Dataset items
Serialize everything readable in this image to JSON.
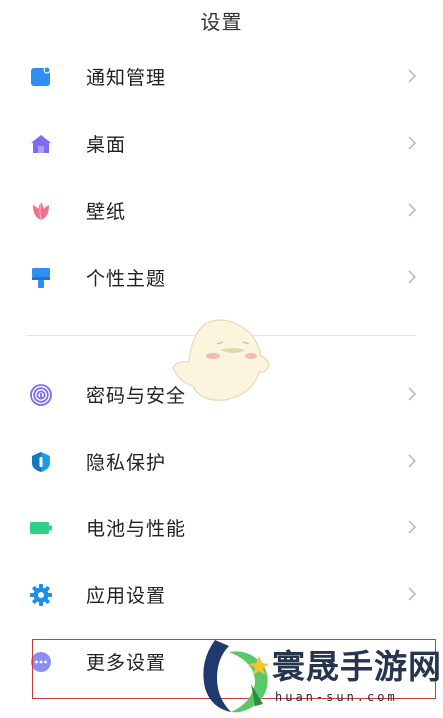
{
  "header": {
    "title": "设置"
  },
  "menu": [
    {
      "label": "通知管理",
      "icon": "notification-icon",
      "color": "#2f8ff0"
    },
    {
      "label": "桌面",
      "icon": "home-icon",
      "color": "#7b6cf0"
    },
    {
      "label": "壁纸",
      "icon": "tulip-icon",
      "color": "#f06e8e"
    },
    {
      "label": "个性主题",
      "icon": "brush-icon",
      "color": "#2f8ff0"
    },
    {
      "label": "密码与安全",
      "icon": "fingerprint-icon",
      "color": "#7b6cf0"
    },
    {
      "label": "隐私保护",
      "icon": "privacy-shield-icon",
      "color": "#1e9be8"
    },
    {
      "label": "电池与性能",
      "icon": "battery-icon",
      "color": "#2fcf85"
    },
    {
      "label": "应用设置",
      "icon": "gear-icon",
      "color": "#1e8fe8"
    },
    {
      "label": "更多设置",
      "icon": "more-icon",
      "color": "#7b7ff0"
    }
  ],
  "watermark": {
    "text": "寰晟手游网",
    "url": "huan-sun.com"
  }
}
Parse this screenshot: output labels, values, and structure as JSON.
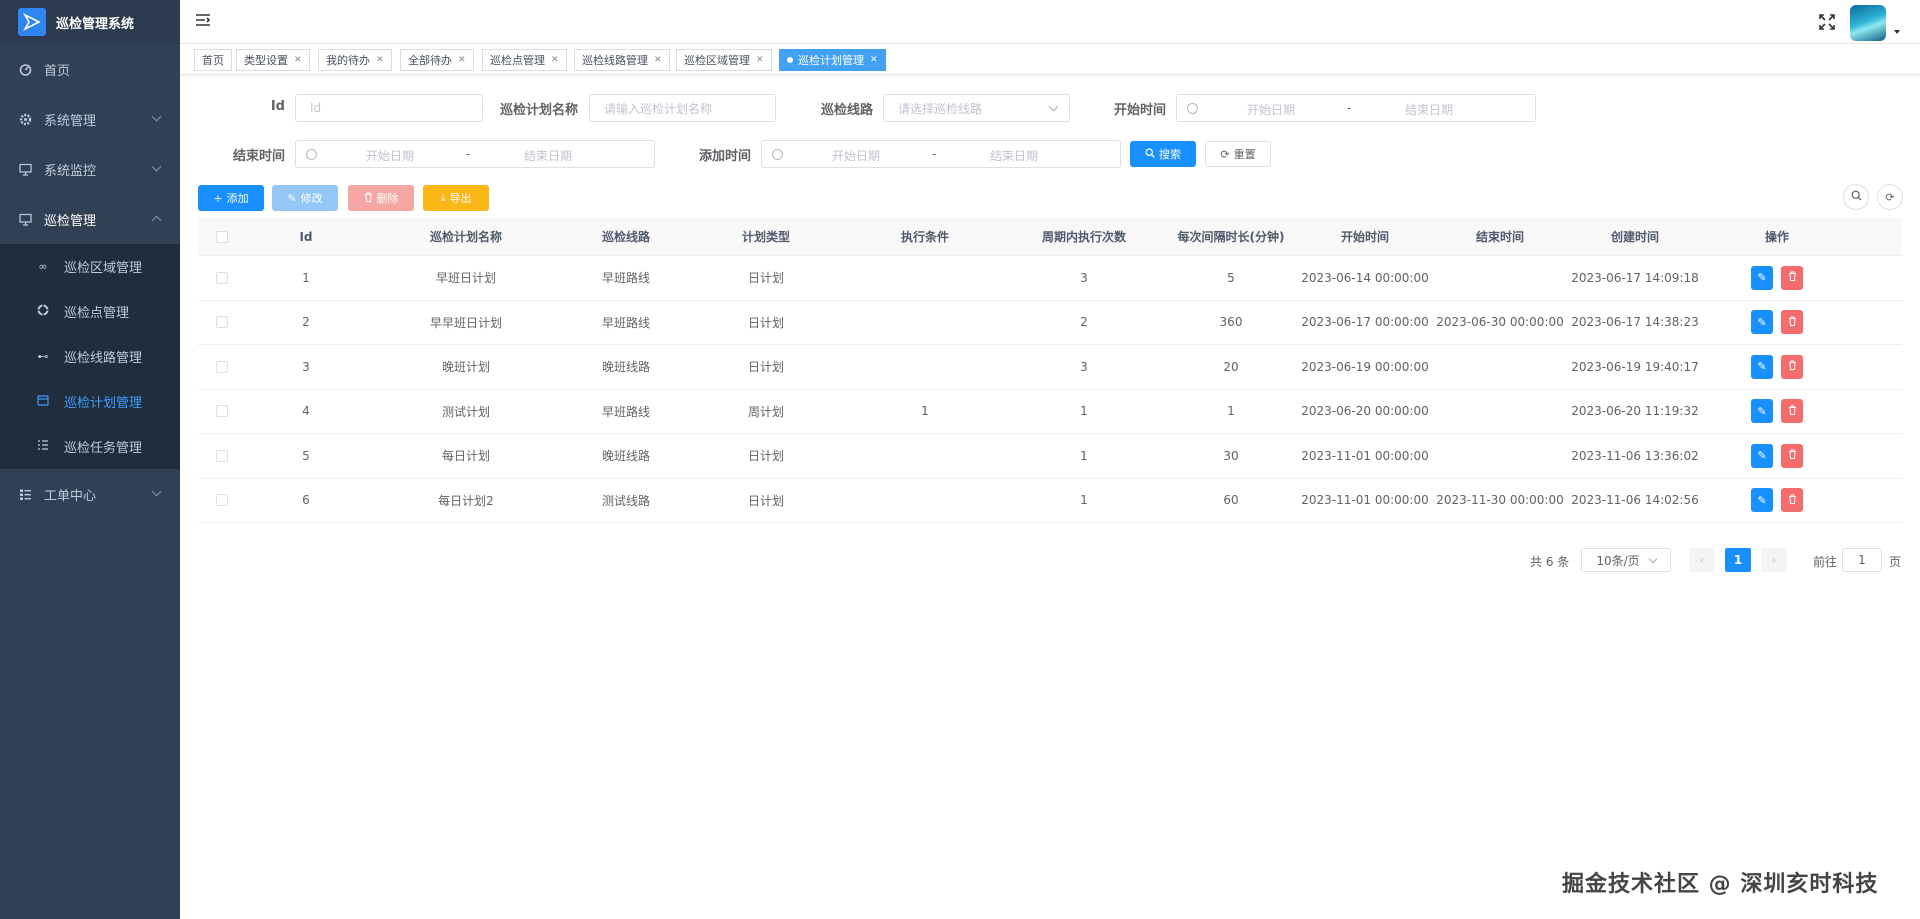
{
  "app": {
    "title": "巡检管理系统"
  },
  "sidebar": {
    "items": [
      {
        "label": "首页",
        "icon": "dashboard-icon"
      },
      {
        "label": "系统管理",
        "icon": "gear-icon"
      },
      {
        "label": "系统监控",
        "icon": "monitor-icon"
      },
      {
        "label": "巡检管理",
        "icon": "monitor-icon"
      },
      {
        "label": "工单中心",
        "icon": "list-icon"
      }
    ],
    "sub_items": [
      {
        "label": "巡检区域管理",
        "icon": "link-icon"
      },
      {
        "label": "巡检点管理",
        "icon": "target-icon"
      },
      {
        "label": "巡检线路管理",
        "icon": "route-icon"
      },
      {
        "label": "巡检计划管理",
        "icon": "calendar-icon"
      },
      {
        "label": "巡检任务管理",
        "icon": "tasks-icon"
      }
    ]
  },
  "tags": [
    {
      "label": "首页"
    },
    {
      "label": "类型设置"
    },
    {
      "label": "我的待办"
    },
    {
      "label": "全部待办"
    },
    {
      "label": "巡检点管理"
    },
    {
      "label": "巡检线路管理"
    },
    {
      "label": "巡检区域管理"
    },
    {
      "label": "巡检计划管理"
    }
  ],
  "search": {
    "id_label": "Id",
    "id_placeholder": "Id",
    "name_label": "巡检计划名称",
    "name_placeholder": "请输入巡检计划名称",
    "route_label": "巡检线路",
    "route_placeholder": "请选择巡检线路",
    "start_label": "开始时间",
    "end_label": "结束时间",
    "add_label": "添加时间",
    "range_start": "开始日期",
    "range_sep": "-",
    "range_end": "结束日期",
    "search_btn": "搜索",
    "reset_btn": "重置"
  },
  "toolbar": {
    "add": "添加",
    "edit": "修改",
    "delete": "删除",
    "export": "导出"
  },
  "table": {
    "headers": [
      "Id",
      "巡检计划名称",
      "巡检线路",
      "计划类型",
      "执行条件",
      "周期内执行次数",
      "每次间隔时长(分钟)",
      "开始时间",
      "结束时间",
      "创建时间",
      "操作"
    ],
    "rows": [
      [
        "1",
        "早班日计划",
        "早班路线",
        "日计划",
        "",
        "3",
        "5",
        "2023-06-14 00:00:00",
        "",
        "2023-06-17 14:09:18"
      ],
      [
        "2",
        "早早班日计划",
        "早班路线",
        "日计划",
        "",
        "2",
        "360",
        "2023-06-17 00:00:00",
        "2023-06-30 00:00:00",
        "2023-06-17 14:38:23"
      ],
      [
        "3",
        "晚班计划",
        "晚班线路",
        "日计划",
        "",
        "3",
        "20",
        "2023-06-19 00:00:00",
        "",
        "2023-06-19 19:40:17"
      ],
      [
        "4",
        "测试计划",
        "早班路线",
        "周计划",
        "1",
        "1",
        "1",
        "2023-06-20 00:00:00",
        "",
        "2023-06-20 11:19:32"
      ],
      [
        "5",
        "每日计划",
        "晚班线路",
        "日计划",
        "",
        "1",
        "30",
        "2023-11-01 00:00:00",
        "",
        "2023-11-06 13:36:02"
      ],
      [
        "6",
        "每日计划2",
        "测试线路",
        "日计划",
        "",
        "1",
        "60",
        "2023-11-01 00:00:00",
        "2023-11-30 00:00:00",
        "2023-11-06 14:02:56"
      ]
    ]
  },
  "pagination": {
    "total": "共 6 条",
    "page_size": "10条/页",
    "current": "1",
    "goto_label": "前往",
    "goto_value": "1",
    "page_unit": "页"
  },
  "watermark": "掘金技术社区 @ 深圳亥时科技",
  "colors": {
    "sidebar": "#304156",
    "primary": "#1890ff",
    "danger": "#f56c6c",
    "warning": "#fbb716"
  }
}
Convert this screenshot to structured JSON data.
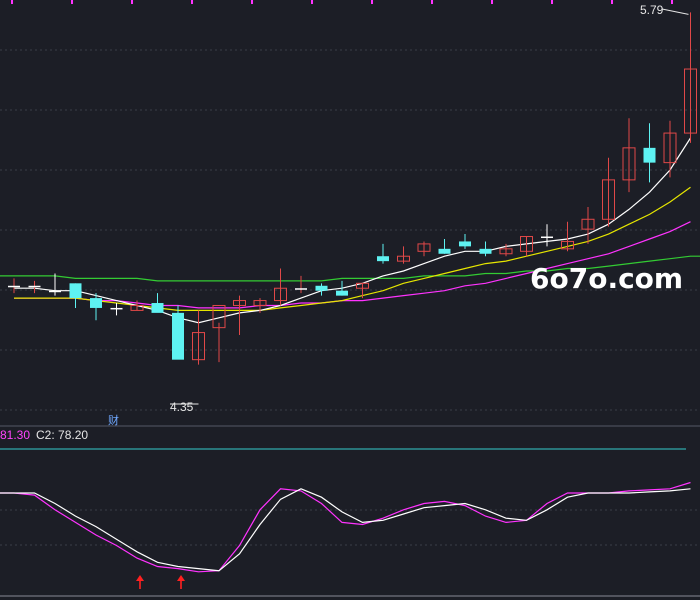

GOAL — Print all of the entries word for word. Skip any images they contain.

FINAL RESULT —
Serialize everything readable in this image to JSON.
{
  "header": {
    "title": "设置"
  },
  "menu": [
    {
      "label": "通知管理",
      "icon": "notification-icon",
      "color": "#2f8ff0"
    },
    {
      "label": "桌面",
      "icon": "home-icon",
      "color": "#7b6cf0"
    },
    {
      "label": "壁纸",
      "icon": "tulip-icon",
      "color": "#f06e8e"
    },
    {
      "label": "个性主题",
      "icon": "brush-icon",
      "color": "#2f8ff0"
    },
    {
      "label": "密码与安全",
      "icon": "fingerprint-icon",
      "color": "#7b6cf0"
    },
    {
      "label": "隐私保护",
      "icon": "privacy-shield-icon",
      "color": "#1e9be8"
    },
    {
      "label": "电池与性能",
      "icon": "battery-icon",
      "color": "#2fcf85"
    },
    {
      "label": "应用设置",
      "icon": "gear-icon",
      "color": "#1e8fe8"
    },
    {
      "label": "更多设置",
      "icon": "more-icon",
      "color": "#7b7ff0"
    }
  ],
  "watermark": {
    "text": "寰晟手游网",
    "url": "huan-sun.com"
  }
}
Parse this screenshot: output labels, values, and structure as JSON.
{
  "app": {
    "title": "巡检管理系统"
  },
  "sidebar": {
    "items": [
      {
        "label": "首页",
        "icon": "dashboard-icon"
      },
      {
        "label": "系统管理",
        "icon": "gear-icon"
      },
      {
        "label": "系统监控",
        "icon": "monitor-icon"
      },
      {
        "label": "巡检管理",
        "icon": "monitor-icon"
      },
      {
        "label": "工单中心",
        "icon": "list-icon"
      }
    ],
    "sub_items": [
      {
        "label": "巡检区域管理",
        "icon": "link-icon"
      },
      {
        "label": "巡检点管理",
        "icon": "target-icon"
      },
      {
        "label": "巡检线路管理",
        "icon": "route-icon"
      },
      {
        "label": "巡检计划管理",
        "icon": "calendar-icon"
      },
      {
        "label": "巡检任务管理",
        "icon": "tasks-icon"
      }
    ]
  },
  "tags": [
    {
      "label": "首页"
    },
    {
      "label": "类型设置"
    },
    {
      "label": "我的待办"
    },
    {
      "label": "全部待办"
    },
    {
      "label": "巡检点管理"
    },
    {
      "label": "巡检线路管理"
    },
    {
      "label": "巡检区域管理"
    },
    {
      "label": "巡检计划管理"
    }
  ],
  "search": {
    "id_label": "Id",
    "id_placeholder": "Id",
    "name_label": "巡检计划名称",
    "name_placeholder": "请输入巡检计划名称",
    "route_label": "巡检线路",
    "route_placeholder": "请选择巡检线路",
    "start_label": "开始时间",
    "end_label": "结束时间",
    "add_label": "添加时间",
    "range_start": "开始日期",
    "range_sep": "-",
    "range_end": "结束日期",
    "search_btn": "搜索",
    "reset_btn": "重置"
  },
  "toolbar": {
    "add": "添加",
    "edit": "修改",
    "delete": "删除",
    "export": "导出"
  },
  "table": {
    "headers": [
      "Id",
      "巡检计划名称",
      "巡检线路",
      "计划类型",
      "执行条件",
      "周期内执行次数",
      "每次间隔时长(分钟)",
      "开始时间",
      "结束时间",
      "创建时间",
      "操作"
    ],
    "rows": [
      [
        "1",
        "早班日计划",
        "早班路线",
        "日计划",
        "",
        "3",
        "5",
        "2023-06-14 00:00:00",
        "",
        "2023-06-17 14:09:18"
      ],
      [
        "2",
        "早早班日计划",
        "早班路线",
        "日计划",
        "",
        "2",
        "360",
        "2023-06-17 00:00:00",
        "2023-06-30 00:00:00",
        "2023-06-17 14:38:23"
      ],
      [
        "3",
        "晚班计划",
        "晚班线路",
        "日计划",
        "",
        "3",
        "20",
        "2023-06-19 00:00:00",
        "",
        "2023-06-19 19:40:17"
      ],
      [
        "4",
        "测试计划",
        "早班路线",
        "周计划",
        "1",
        "1",
        "1",
        "2023-06-20 00:00:00",
        "",
        "2023-06-20 11:19:32"
      ],
      [
        "5",
        "每日计划",
        "晚班线路",
        "日计划",
        "",
        "1",
        "30",
        "2023-11-01 00:00:00",
        "",
        "2023-11-06 13:36:02"
      ],
      [
        "6",
        "每日计划2",
        "测试线路",
        "日计划",
        "",
        "1",
        "60",
        "2023-11-01 00:00:00",
        "2023-11-30 00:00:00",
        "2023-11-06 14:02:56"
      ]
    ]
  },
  "pagination": {
    "total": "共 6 条",
    "page_size": "10条/页",
    "current": "1",
    "goto_label": "前往",
    "goto_value": "1",
    "page_unit": "页"
  },
  "watermark": "掘金技术社区 @ 深圳亥时科技",
  "colors": {
    "sidebar": "#304156",
    "primary": "#1890ff",
    "danger": "#f56c6c",
    "warning": "#fbb716"
  }
}
Convert this screenshot to structured JSON data.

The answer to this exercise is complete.